• _WHAT THE TASK ASKS_
Only the pictures stay out; every record is to be quoted exactly.

• _TASK DATA_
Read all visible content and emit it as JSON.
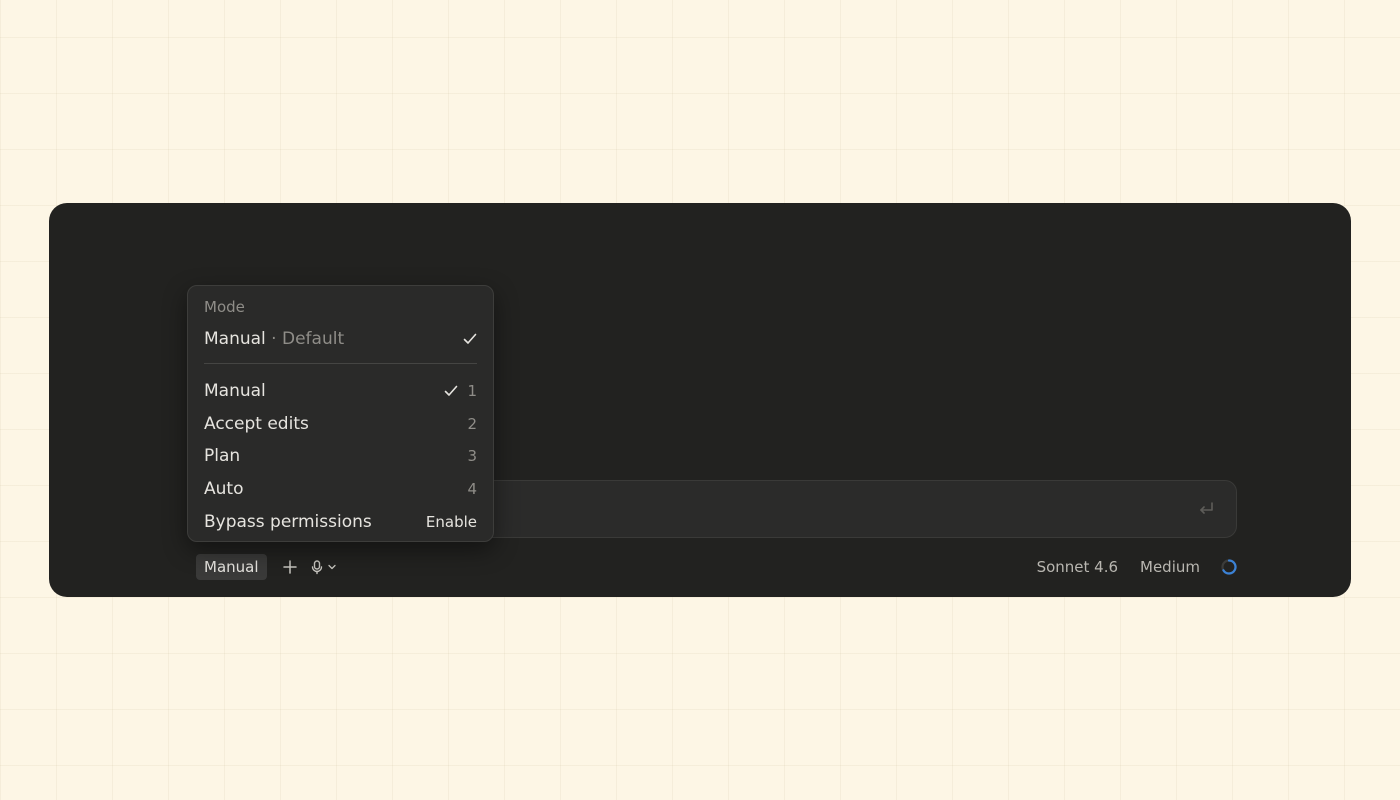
{
  "composer": {
    "mode_button_label": "Manual",
    "model_label": "Sonnet 4.6",
    "effort_label": "Medium"
  },
  "mode_menu": {
    "heading": "Mode",
    "current": {
      "name": "Manual",
      "separator": " · ",
      "default_label": "Default"
    },
    "items": [
      {
        "label": "Manual",
        "shortcut": "1",
        "checked": true
      },
      {
        "label": "Accept edits",
        "shortcut": "2",
        "checked": false
      },
      {
        "label": "Plan",
        "shortcut": "3",
        "checked": false
      },
      {
        "label": "Auto",
        "shortcut": "4",
        "checked": false
      },
      {
        "label": "Bypass permissions",
        "action": "Enable"
      }
    ]
  },
  "icons": {
    "check": "check-icon",
    "plus": "plus-icon",
    "mic": "mic-icon",
    "chevron": "chevron-down-icon",
    "submit": "enter-return-icon",
    "context": "context-usage-ring-icon"
  },
  "colors": {
    "page_background": "#fdf6e5",
    "panel_background": "#222220",
    "menu_background": "#2a2a29",
    "text_primary": "#e6e4df",
    "text_muted": "#8f8d88",
    "accent_blue": "#3b82d6"
  }
}
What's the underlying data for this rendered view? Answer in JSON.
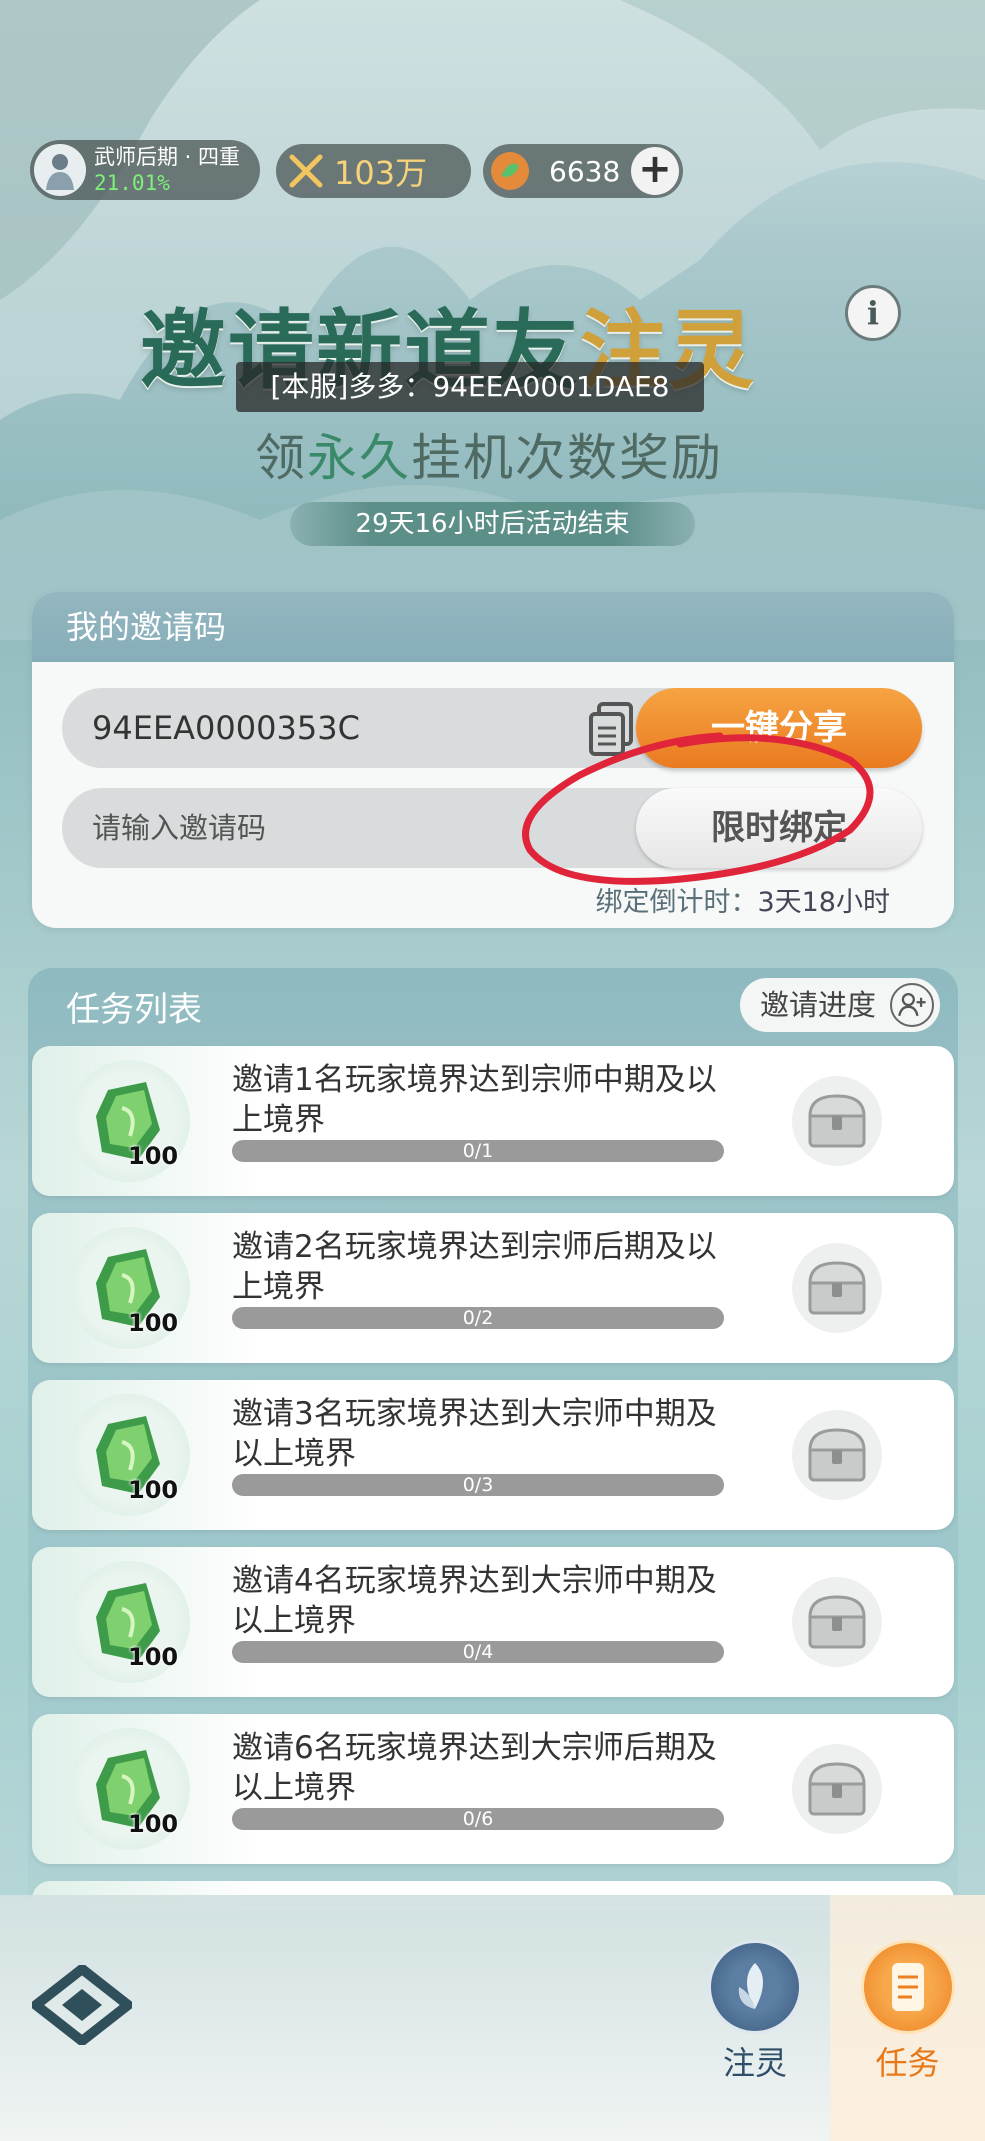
{
  "status": {
    "rank_name": "武师后期 · 四重",
    "rank_progress": "21.01%",
    "combat_power": "103万",
    "currency_amount": "6638",
    "add_label": "+"
  },
  "header": {
    "title_part1": "邀请新道友",
    "title_part2": "注灵",
    "info_label": "i",
    "toast": "[本服]多多：94EEA0001DAE8",
    "subtitle_pre": "领",
    "subtitle_accent": "永久",
    "subtitle_post": "挂机次数奖励",
    "countdown": "29天16小时后活动结束"
  },
  "invite": {
    "section_title": "我的邀请码",
    "my_code": "94EEA0000353C",
    "share_label": "一键分享",
    "input_placeholder": "请输入邀请码",
    "bind_label": "限时绑定",
    "bind_timer_label": "绑定倒计时：",
    "bind_timer_value": "3天18小时"
  },
  "tasks": {
    "section_title": "任务列表",
    "progress_label": "邀请进度",
    "items": [
      {
        "desc": "邀请1名玩家境界达到宗师中期及以上境界",
        "reward": "100",
        "progress": "0/1",
        "fraction": 0
      },
      {
        "desc": "邀请2名玩家境界达到宗师后期及以上境界",
        "reward": "100",
        "progress": "0/2",
        "fraction": 0
      },
      {
        "desc": "邀请3名玩家境界达到大宗师中期及以上境界",
        "reward": "100",
        "progress": "0/3",
        "fraction": 0
      },
      {
        "desc": "邀请4名玩家境界达到大宗师中期及以上境界",
        "reward": "100",
        "progress": "0/4",
        "fraction": 0
      },
      {
        "desc": "邀请6名玩家境界达到大宗师后期及以上境界",
        "reward": "100",
        "progress": "0/6",
        "fraction": 0
      }
    ]
  },
  "nav": {
    "zhuling_label": "注灵",
    "task_label": "任务"
  },
  "colors": {
    "accent_orange": "#ea7a20",
    "title_green": "#2a6a58",
    "title_gold": "#d0a03a",
    "annotation_red": "#e0243a"
  }
}
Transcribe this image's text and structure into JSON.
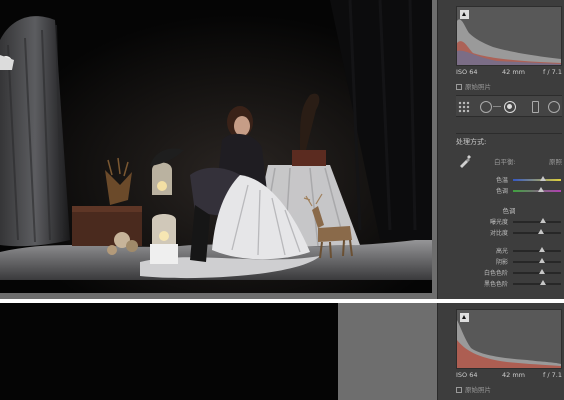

• _TASK ANSWER_
Read all visible content and emit it as JSON.
{
  "composer": {
    "mode_button_label": "Manual",
    "model_label": "Sonnet 4.6",
    "effort_label": "Medium"
  },
  "mode_menu": {
    "heading": "Mode",
    "current": {
      "name": "Manual",
      "separator": " · ",
      "default_label": "Default"
    },
    "items": [
      {
        "label": "Manual",
        "shortcut": "1",
        "checked": true
      },
      {
        "label": "Accept edits",
        "shortcut": "2",
        "checked": false
      },
      {
        "label": "Plan",
        "shortcut": "3",
        "checked": false
      },
      {
        "label": "Auto",
        "shortcut": "4",
        "checked": false
      },
      {
        "label": "Bypass permissions",
        "action": "Enable"
      }
    ]
  },
  "icons": {
    "check": "check-icon",
    "plus": "plus-icon",
    "mic": "mic-icon",
    "chevron": "chevron-down-icon",
    "submit": "enter-return-icon",
    "context": "context-usage-ring-icon"
  },
  "colors": {
    "page_background": "#fdf6e5",
    "panel_background": "#222220",
    "menu_background": "#2a2a29",
    "text_primary": "#e6e4df",
    "text_muted": "#8f8d88",
    "accent_blue": "#3b82d6"
  }
}
What's the underlying data for this rendered view? Answer in JSON.
{
  "status": {
    "rank_name": "武师后期 · 四重",
    "rank_progress": "21.01%",
    "combat_power": "103万",
    "currency_amount": "6638",
    "add_label": "+"
  },
  "header": {
    "title_part1": "邀请新道友",
    "title_part2": "注灵",
    "info_label": "i",
    "toast": "[本服]多多：94EEA0001DAE8",
    "subtitle_pre": "领",
    "subtitle_accent": "永久",
    "subtitle_post": "挂机次数奖励",
    "countdown": "29天16小时后活动结束"
  },
  "invite": {
    "section_title": "我的邀请码",
    "my_code": "94EEA0000353C",
    "share_label": "一键分享",
    "input_placeholder": "请输入邀请码",
    "bind_label": "限时绑定",
    "bind_timer_label": "绑定倒计时：",
    "bind_timer_value": "3天18小时"
  },
  "tasks": {
    "section_title": "任务列表",
    "progress_label": "邀请进度",
    "items": [
      {
        "desc": "邀请1名玩家境界达到宗师中期及以上境界",
        "reward": "100",
        "progress": "0/1",
        "fraction": 0
      },
      {
        "desc": "邀请2名玩家境界达到宗师后期及以上境界",
        "reward": "100",
        "progress": "0/2",
        "fraction": 0
      },
      {
        "desc": "邀请3名玩家境界达到大宗师中期及以上境界",
        "reward": "100",
        "progress": "0/3",
        "fraction": 0
      },
      {
        "desc": "邀请4名玩家境界达到大宗师中期及以上境界",
        "reward": "100",
        "progress": "0/4",
        "fraction": 0
      },
      {
        "desc": "邀请6名玩家境界达到大宗师后期及以上境界",
        "reward": "100",
        "progress": "0/6",
        "fraction": 0
      }
    ]
  },
  "nav": {
    "zhuling_label": "注灵",
    "task_label": "任务"
  },
  "colors": {
    "accent_orange": "#ea7a20",
    "title_green": "#2a6a58",
    "title_gold": "#d0a03a",
    "annotation_red": "#e0243a"
  }
}
Transcribe this image's text and structure into JSON.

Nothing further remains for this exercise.